- [Exercise]
Could you rewrite the records below as a numbered list, with blank lines left out, beginning with the line that contains "Segment this screenshot: for" and continuing through the line that contains "ctf-scalebar xyxy=(235,539,307,543)"?

- [Given information]
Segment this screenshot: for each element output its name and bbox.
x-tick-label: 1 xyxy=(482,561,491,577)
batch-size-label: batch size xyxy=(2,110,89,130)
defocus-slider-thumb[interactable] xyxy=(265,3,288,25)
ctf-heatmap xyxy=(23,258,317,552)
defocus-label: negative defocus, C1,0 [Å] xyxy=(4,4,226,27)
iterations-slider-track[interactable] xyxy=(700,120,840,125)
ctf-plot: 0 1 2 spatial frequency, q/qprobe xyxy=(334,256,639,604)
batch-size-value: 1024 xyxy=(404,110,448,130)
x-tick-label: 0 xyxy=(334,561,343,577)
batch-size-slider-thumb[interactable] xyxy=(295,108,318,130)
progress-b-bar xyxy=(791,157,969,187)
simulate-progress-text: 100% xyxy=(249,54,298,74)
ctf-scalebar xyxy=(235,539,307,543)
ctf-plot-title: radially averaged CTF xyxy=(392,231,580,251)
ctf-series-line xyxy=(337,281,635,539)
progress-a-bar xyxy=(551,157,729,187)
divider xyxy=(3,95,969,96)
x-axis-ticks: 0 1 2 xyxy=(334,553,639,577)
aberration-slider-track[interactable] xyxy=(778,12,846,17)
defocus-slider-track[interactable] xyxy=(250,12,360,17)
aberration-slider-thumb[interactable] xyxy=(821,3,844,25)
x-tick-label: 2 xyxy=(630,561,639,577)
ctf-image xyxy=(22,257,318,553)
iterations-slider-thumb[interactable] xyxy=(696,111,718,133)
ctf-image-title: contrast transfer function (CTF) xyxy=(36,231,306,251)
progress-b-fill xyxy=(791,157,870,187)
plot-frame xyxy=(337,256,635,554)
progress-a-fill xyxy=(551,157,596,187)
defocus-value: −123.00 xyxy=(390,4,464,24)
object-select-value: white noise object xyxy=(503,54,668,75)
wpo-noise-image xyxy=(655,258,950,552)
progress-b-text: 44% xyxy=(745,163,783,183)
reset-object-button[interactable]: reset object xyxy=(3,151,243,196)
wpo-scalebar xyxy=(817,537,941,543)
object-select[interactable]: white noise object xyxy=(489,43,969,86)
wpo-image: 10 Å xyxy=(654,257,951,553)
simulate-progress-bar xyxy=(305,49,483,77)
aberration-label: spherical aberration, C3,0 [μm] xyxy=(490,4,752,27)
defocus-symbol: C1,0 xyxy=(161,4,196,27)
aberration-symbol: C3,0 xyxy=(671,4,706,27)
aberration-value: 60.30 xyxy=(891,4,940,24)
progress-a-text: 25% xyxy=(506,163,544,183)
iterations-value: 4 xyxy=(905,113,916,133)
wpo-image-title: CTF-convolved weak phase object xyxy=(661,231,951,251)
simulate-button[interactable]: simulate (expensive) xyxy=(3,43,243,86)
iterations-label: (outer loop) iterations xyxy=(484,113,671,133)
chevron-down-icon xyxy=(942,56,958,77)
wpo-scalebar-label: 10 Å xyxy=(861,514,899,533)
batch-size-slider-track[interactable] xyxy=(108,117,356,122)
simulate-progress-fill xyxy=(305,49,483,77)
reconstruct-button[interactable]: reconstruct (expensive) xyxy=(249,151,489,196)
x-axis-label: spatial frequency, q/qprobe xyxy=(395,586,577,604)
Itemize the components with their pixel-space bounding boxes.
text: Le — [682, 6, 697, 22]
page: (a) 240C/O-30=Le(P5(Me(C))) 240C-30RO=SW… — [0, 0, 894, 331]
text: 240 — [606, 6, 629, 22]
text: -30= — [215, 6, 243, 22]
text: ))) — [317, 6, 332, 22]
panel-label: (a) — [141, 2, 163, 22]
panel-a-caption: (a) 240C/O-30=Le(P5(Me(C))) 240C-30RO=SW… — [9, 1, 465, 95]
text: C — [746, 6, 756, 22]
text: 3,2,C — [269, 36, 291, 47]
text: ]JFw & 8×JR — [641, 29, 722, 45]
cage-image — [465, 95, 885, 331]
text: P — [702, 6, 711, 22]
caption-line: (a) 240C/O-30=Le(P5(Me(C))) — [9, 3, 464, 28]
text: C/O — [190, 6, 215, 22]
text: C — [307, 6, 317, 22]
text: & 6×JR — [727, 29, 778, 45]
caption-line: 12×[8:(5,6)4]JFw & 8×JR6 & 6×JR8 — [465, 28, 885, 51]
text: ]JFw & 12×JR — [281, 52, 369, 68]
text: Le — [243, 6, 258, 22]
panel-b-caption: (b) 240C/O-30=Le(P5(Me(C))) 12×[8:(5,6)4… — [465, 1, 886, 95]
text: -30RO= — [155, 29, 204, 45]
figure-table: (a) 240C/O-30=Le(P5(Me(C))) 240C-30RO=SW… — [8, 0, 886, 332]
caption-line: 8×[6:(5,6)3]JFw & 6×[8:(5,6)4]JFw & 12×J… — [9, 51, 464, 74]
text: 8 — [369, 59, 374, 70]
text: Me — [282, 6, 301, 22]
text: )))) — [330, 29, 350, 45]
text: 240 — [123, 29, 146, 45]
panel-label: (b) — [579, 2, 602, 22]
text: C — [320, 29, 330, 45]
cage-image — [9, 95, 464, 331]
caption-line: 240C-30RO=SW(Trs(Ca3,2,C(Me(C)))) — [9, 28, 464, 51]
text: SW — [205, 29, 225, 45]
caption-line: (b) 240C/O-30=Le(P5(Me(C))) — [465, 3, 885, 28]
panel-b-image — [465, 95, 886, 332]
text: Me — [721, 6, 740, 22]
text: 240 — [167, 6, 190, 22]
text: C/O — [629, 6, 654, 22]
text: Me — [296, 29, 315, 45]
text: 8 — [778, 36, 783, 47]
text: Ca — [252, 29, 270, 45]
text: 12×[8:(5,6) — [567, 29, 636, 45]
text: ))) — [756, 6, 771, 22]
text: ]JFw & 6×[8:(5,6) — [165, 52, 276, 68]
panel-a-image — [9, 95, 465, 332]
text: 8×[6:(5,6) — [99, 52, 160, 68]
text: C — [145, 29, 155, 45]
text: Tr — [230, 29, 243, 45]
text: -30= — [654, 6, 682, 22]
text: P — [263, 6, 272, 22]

* * *

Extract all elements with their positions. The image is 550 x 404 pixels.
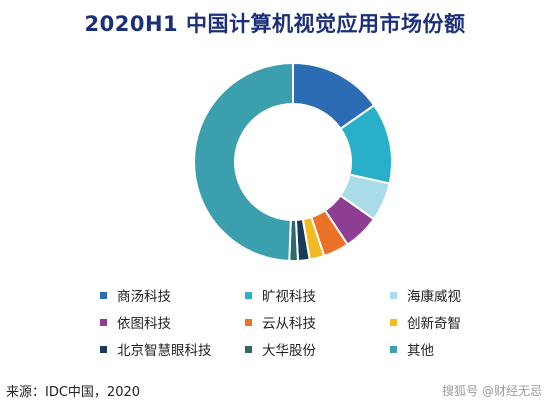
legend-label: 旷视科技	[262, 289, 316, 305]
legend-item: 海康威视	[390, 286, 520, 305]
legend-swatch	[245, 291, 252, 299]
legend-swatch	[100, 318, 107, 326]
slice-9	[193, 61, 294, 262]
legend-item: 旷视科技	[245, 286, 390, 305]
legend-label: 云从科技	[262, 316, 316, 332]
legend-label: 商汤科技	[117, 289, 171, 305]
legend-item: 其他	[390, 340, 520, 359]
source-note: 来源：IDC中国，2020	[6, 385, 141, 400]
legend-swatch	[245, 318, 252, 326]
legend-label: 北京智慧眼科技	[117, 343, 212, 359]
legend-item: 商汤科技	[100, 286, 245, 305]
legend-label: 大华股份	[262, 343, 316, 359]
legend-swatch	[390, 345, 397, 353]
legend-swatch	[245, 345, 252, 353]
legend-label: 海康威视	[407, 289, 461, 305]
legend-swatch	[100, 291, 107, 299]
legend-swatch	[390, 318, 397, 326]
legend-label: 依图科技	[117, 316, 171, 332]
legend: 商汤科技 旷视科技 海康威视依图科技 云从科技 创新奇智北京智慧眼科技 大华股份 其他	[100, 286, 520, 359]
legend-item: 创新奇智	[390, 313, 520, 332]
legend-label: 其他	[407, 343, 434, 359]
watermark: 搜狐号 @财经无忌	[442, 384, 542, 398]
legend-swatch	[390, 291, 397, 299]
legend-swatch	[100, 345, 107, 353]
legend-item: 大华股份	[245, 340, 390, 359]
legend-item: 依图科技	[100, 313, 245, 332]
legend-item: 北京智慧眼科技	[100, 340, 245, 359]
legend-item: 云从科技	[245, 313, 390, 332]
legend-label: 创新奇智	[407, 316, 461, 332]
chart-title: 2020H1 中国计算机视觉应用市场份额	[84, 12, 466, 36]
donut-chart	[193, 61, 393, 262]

- [The answer]
1. Segment this screenshot: for each element output its name and bbox.
2. x-tick-label: 1 xyxy=(482,561,491,577)
3. batch-size-label: batch size xyxy=(2,110,89,130)
4. defocus-slider-thumb[interactable] xyxy=(265,3,288,25)
5. ctf-heatmap xyxy=(23,258,317,552)
6. defocus-label: negative defocus, C1,0 [Å] xyxy=(4,4,226,27)
7. iterations-slider-track[interactable] xyxy=(700,120,840,125)
8. ctf-plot: 0 1 2 spatial frequency, q/qprobe xyxy=(334,256,639,604)
9. batch-size-value: 1024 xyxy=(404,110,448,130)
10. x-tick-label: 0 xyxy=(334,561,343,577)
11. batch-size-slider-thumb[interactable] xyxy=(295,108,318,130)
12. progress-b-bar xyxy=(791,157,969,187)
13. simulate-progress-text: 100% xyxy=(249,54,298,74)
14. ctf-scalebar xyxy=(235,539,307,543)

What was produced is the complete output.